─── Exercise material

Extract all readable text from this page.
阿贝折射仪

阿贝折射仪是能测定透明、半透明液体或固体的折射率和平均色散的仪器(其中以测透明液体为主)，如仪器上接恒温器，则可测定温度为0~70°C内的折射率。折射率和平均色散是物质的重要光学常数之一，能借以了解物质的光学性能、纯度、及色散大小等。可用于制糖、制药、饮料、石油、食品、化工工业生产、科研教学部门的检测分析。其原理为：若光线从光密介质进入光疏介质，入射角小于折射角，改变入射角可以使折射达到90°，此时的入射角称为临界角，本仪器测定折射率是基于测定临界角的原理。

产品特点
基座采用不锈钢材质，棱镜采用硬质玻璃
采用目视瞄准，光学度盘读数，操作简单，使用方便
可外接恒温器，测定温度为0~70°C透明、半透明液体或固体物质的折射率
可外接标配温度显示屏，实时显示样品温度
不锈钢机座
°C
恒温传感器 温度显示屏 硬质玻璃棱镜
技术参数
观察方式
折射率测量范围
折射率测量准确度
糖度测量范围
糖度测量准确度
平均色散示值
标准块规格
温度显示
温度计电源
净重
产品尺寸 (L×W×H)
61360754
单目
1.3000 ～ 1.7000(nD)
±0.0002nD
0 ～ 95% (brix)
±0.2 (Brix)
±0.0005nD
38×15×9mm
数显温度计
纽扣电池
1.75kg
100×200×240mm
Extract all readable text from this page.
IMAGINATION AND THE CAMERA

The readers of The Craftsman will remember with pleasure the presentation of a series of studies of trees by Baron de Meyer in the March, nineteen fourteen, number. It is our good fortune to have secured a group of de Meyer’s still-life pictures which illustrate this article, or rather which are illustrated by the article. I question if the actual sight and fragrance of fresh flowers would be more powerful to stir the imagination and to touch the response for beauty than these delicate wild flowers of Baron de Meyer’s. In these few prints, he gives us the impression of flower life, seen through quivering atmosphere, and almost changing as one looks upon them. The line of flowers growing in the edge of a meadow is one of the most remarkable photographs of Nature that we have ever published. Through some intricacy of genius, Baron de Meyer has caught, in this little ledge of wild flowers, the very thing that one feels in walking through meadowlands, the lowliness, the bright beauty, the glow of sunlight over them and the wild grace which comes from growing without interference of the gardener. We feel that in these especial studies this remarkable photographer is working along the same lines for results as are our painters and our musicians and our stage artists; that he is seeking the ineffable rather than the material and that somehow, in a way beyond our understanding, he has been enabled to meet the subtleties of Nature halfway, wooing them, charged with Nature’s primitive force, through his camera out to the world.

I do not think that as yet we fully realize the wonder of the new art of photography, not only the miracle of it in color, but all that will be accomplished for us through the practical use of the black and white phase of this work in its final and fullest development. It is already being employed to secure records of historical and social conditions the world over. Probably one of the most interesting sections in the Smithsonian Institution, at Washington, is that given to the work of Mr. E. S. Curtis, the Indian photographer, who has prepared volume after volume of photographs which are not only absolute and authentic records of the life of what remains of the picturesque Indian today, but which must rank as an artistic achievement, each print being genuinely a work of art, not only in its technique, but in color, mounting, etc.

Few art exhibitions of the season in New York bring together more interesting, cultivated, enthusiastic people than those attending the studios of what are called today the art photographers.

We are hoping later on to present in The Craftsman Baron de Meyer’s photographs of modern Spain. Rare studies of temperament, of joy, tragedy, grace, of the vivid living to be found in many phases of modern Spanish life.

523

──────

Collect every line from the records above that contains the word "today".

I do not think that as yet we fully realize the wonder of the new art of photography, not only the miracle of it in color, but all that will be accomplished for us through the practical use of the black and white phase of this work in its final and fullest development. It is already being employed to secure records of historical and social conditions the world over. Probably one of the most interesting sections in the Smithsonian Institution, at Washington, is that given to the work of Mr. E. S. Curtis, the Indian photographer, who has prepared volume after volume of photographs which are not only absolute and authentic records of the life of what remains of the picturesque Indian today, but which must rank as an artistic achievement, each print being genuinely a work of art, not only in its technique, but in color, mounting, etc.
Few art exhibitions of the season in New York bring together more interesting, cultivated, enthusiastic people than those attending the studios of what are called today the art photographers.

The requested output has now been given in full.